Given request:
Repeat each entry exactly and drop the pictures.

Exercise material:
__________
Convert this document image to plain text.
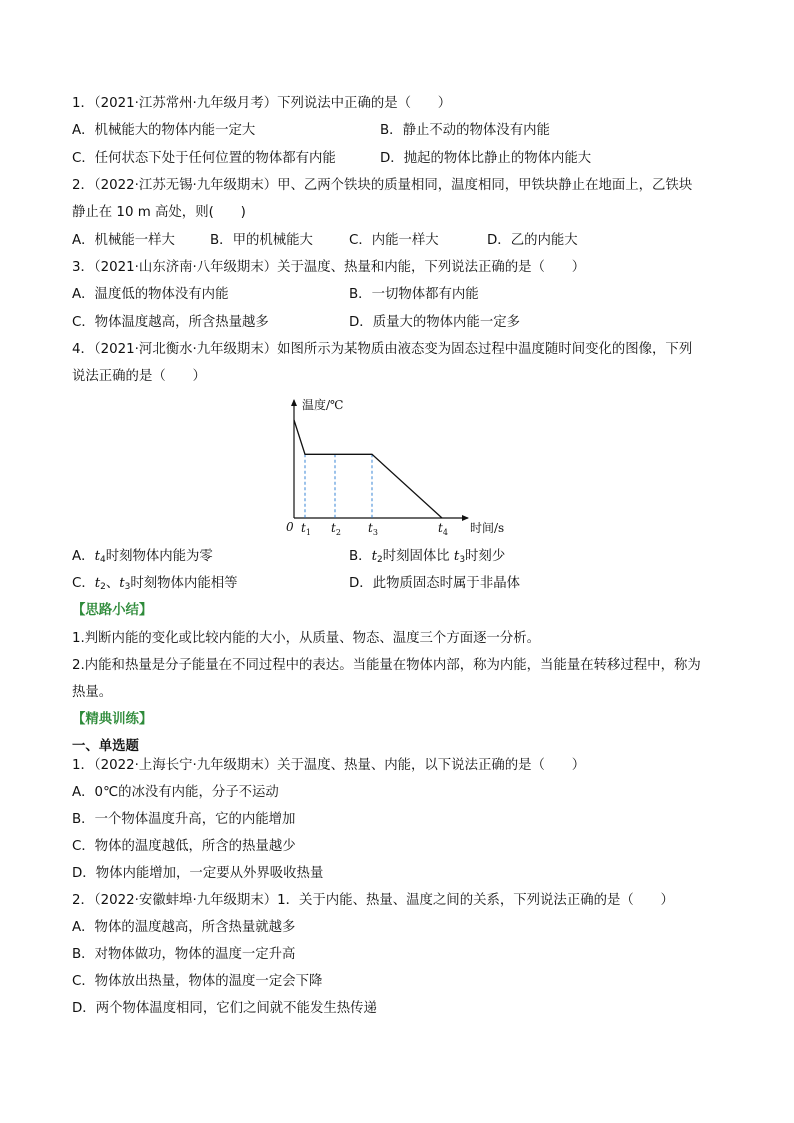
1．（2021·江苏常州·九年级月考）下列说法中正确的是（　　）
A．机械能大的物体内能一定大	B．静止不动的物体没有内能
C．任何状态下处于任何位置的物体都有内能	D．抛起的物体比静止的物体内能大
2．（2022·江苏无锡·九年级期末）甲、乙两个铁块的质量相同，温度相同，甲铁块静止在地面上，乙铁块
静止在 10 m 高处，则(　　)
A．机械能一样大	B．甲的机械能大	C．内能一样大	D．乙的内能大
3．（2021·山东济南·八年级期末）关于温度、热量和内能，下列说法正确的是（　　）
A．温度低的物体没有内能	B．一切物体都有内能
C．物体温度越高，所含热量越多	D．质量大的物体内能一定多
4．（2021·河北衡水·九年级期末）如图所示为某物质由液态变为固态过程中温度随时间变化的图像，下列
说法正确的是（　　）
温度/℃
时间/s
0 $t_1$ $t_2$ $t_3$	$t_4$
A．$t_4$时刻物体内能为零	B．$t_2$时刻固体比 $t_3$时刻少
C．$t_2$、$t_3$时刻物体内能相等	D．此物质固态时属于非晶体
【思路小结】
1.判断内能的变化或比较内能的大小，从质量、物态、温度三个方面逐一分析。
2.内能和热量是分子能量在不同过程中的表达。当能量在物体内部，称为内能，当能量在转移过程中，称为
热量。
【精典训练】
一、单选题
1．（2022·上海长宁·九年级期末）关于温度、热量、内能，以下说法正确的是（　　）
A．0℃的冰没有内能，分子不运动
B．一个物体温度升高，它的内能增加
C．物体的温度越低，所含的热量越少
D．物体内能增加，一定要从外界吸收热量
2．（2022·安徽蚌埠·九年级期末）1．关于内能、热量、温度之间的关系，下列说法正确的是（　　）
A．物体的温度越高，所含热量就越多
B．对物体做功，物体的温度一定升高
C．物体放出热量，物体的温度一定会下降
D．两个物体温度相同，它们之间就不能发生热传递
__________
Answer to the problem:
Convert this document image to plain text.
1．（2021·江苏常州·九年级月考）下列说法中正确的是（　　）
A．机械能大的物体内能一定大	B．静止不动的物体没有内能
C．任何状态下处于任何位置的物体都有内能	D．抛起的物体比静止的物体内能大
2．（2022·江苏无锡·九年级期末）甲、乙两个铁块的质量相同，温度相同，甲铁块静止在地面上，乙铁块
静止在 10 m 高处，则(　　)
A．机械能一样大	B．甲的机械能大	C．内能一样大	D．乙的内能大
3．（2021·山东济南·八年级期末）关于温度、热量和内能，下列说法正确的是（　　）
A．温度低的物体没有内能	B．一切物体都有内能
C．物体温度越高，所含热量越多	D．质量大的物体内能一定多
4．（2021·河北衡水·九年级期末）如图所示为某物质由液态变为固态过程中温度随时间变化的图像，下列
说法正确的是（　　）
温度/℃
时间/s
0 $t_1$ $t_2$ $t_3$	$t_4$
A．$t_4$时刻物体内能为零	B．$t_2$时刻固体比 $t_3$时刻少
C．$t_2$、$t_3$时刻物体内能相等	D．此物质固态时属于非晶体
【思路小结】
1.判断内能的变化或比较内能的大小，从质量、物态、温度三个方面逐一分析。
2.内能和热量是分子能量在不同过程中的表达。当能量在物体内部，称为内能，当能量在转移过程中，称为
热量。
【精典训练】
一、单选题
1．（2022·上海长宁·九年级期末）关于温度、热量、内能，以下说法正确的是（　　）
A．0℃的冰没有内能，分子不运动
B．一个物体温度升高，它的内能增加
C．物体的温度越低，所含的热量越少
D．物体内能增加，一定要从外界吸收热量
2．（2022·安徽蚌埠·九年级期末）1．关于内能、热量、温度之间的关系，下列说法正确的是（　　）
A．物体的温度越高，所含热量就越多
B．对物体做功，物体的温度一定升高
C．物体放出热量，物体的温度一定会下降
D．两个物体温度相同，它们之间就不能发生热传递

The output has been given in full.